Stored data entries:
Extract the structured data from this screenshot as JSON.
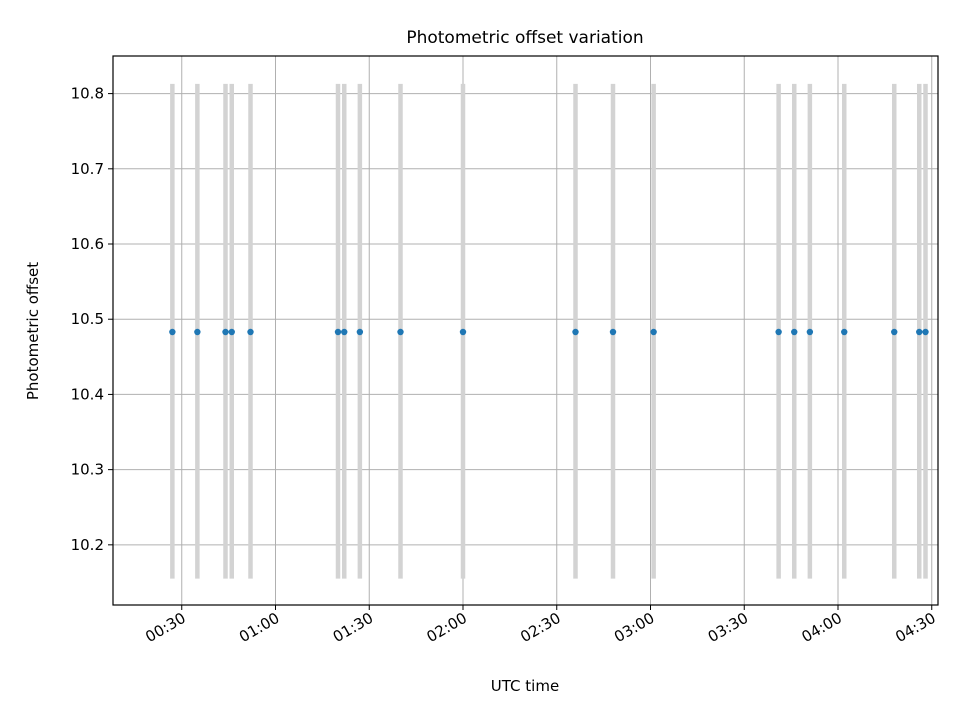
{
  "chart_data": {
    "type": "scatter",
    "title": "Photometric offset variation",
    "xlabel": "UTC time",
    "ylabel": "Photometric offset",
    "x_axis_type": "time",
    "xlim": [
      "00:08",
      "04:32"
    ],
    "ylim": [
      10.12,
      10.85
    ],
    "x_ticks": [
      "00:30",
      "01:00",
      "01:30",
      "02:00",
      "02:30",
      "03:00",
      "03:30",
      "04:00",
      "04:30"
    ],
    "y_ticks": [
      10.2,
      10.3,
      10.4,
      10.5,
      10.6,
      10.7,
      10.8
    ],
    "grid": true,
    "colors": {
      "points": "#1f77b4",
      "error_bars": "#d3d3d3",
      "grid": "#b0b0b0"
    },
    "series": [
      {
        "x": [
          "00:27",
          "00:35",
          "00:44",
          "00:46",
          "00:52",
          "01:20",
          "01:22",
          "01:27",
          "01:40",
          "02:00",
          "02:36",
          "02:48",
          "03:01",
          "03:41",
          "03:46",
          "03:51",
          "04:02",
          "04:18",
          "04:26",
          "04:28"
        ],
        "y": [
          10.483,
          10.483,
          10.483,
          10.483,
          10.483,
          10.483,
          10.483,
          10.483,
          10.483,
          10.483,
          10.483,
          10.483,
          10.483,
          10.483,
          10.483,
          10.483,
          10.483,
          10.483,
          10.483,
          10.483
        ],
        "err_low": 10.155,
        "err_high": 10.813
      }
    ]
  }
}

Stated problem
Extract each line holding the string "Photometric".

Answer for the task
    "title": "Photometric offset variation",
    "ylabel": "Photometric offset",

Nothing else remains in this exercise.